▶ [DIRECTIVE] Return each line of the listing below, unchanged, and omit the images.

▶ [RECORDS SHOWN]
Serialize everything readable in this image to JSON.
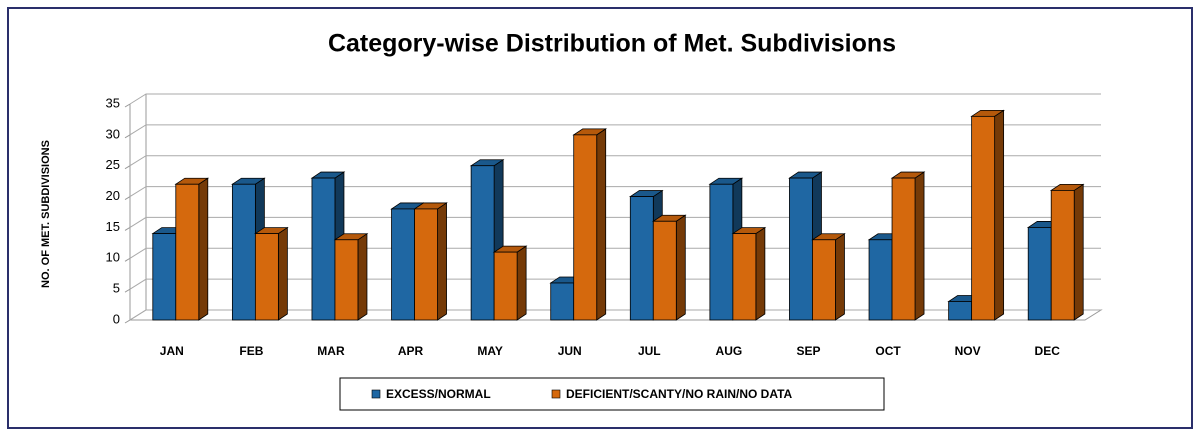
{
  "chart_data": {
    "type": "bar3d",
    "title": "Category-wise Distribution of Met. Subdivisions",
    "y_label": "NO. OF MET. SUBDIVISIONS",
    "categories": [
      "JAN",
      "FEB",
      "MAR",
      "APR",
      "MAY",
      "JUN",
      "JUL",
      "AUG",
      "SEP",
      "OCT",
      "NOV",
      "DEC"
    ],
    "series": [
      {
        "name": "EXCESS/NORMAL",
        "color": "#1f67a3",
        "values": [
          14,
          22,
          23,
          18,
          25,
          6,
          20,
          22,
          23,
          13,
          3,
          15
        ]
      },
      {
        "name": "DEFICIENT/SCANTY/NO RAIN/NO DATA",
        "color": "#d5690d",
        "values": [
          22,
          14,
          13,
          18,
          11,
          30,
          16,
          14,
          13,
          23,
          33,
          21
        ]
      }
    ],
    "ylim": [
      0,
      35
    ],
    "yticks": [
      0,
      5,
      10,
      15,
      20,
      25,
      30,
      35
    ],
    "grid": true,
    "legend": "bottom"
  }
}
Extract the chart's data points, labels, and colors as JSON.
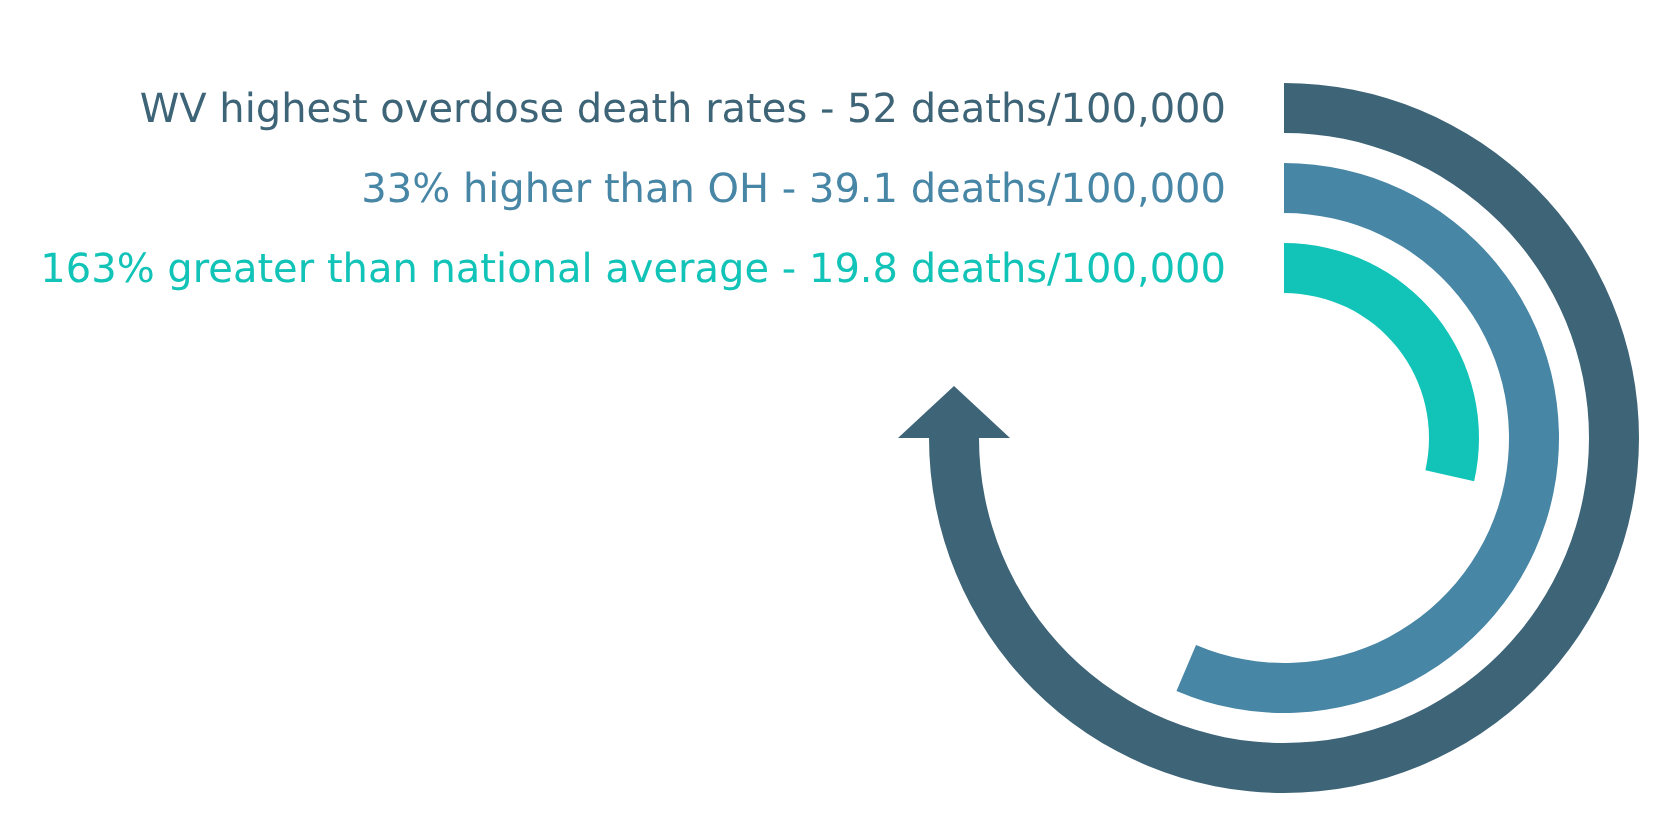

▶ [REPLY TO THE EXERCISE]
Serialize everything readable in this image to JSON.
{
  "chart_data": {
    "type": "bar3d",
    "title": "Category-wise Distribution of Met. Subdivisions",
    "y_label": "NO. OF MET. SUBDIVISIONS",
    "categories": [
      "JAN",
      "FEB",
      "MAR",
      "APR",
      "MAY",
      "JUN",
      "JUL",
      "AUG",
      "SEP",
      "OCT",
      "NOV",
      "DEC"
    ],
    "series": [
      {
        "name": "EXCESS/NORMAL",
        "color": "#1f67a3",
        "values": [
          14,
          22,
          23,
          18,
          25,
          6,
          20,
          22,
          23,
          13,
          3,
          15
        ]
      },
      {
        "name": "DEFICIENT/SCANTY/NO RAIN/NO DATA",
        "color": "#d5690d",
        "values": [
          22,
          14,
          13,
          18,
          11,
          30,
          16,
          14,
          13,
          23,
          33,
          21
        ]
      }
    ],
    "ylim": [
      0,
      35
    ],
    "yticks": [
      0,
      5,
      10,
      15,
      20,
      25,
      30,
      35
    ],
    "grid": true,
    "legend": "bottom"
  }
}
Extract the chart's data points, labels, and colors as JSON.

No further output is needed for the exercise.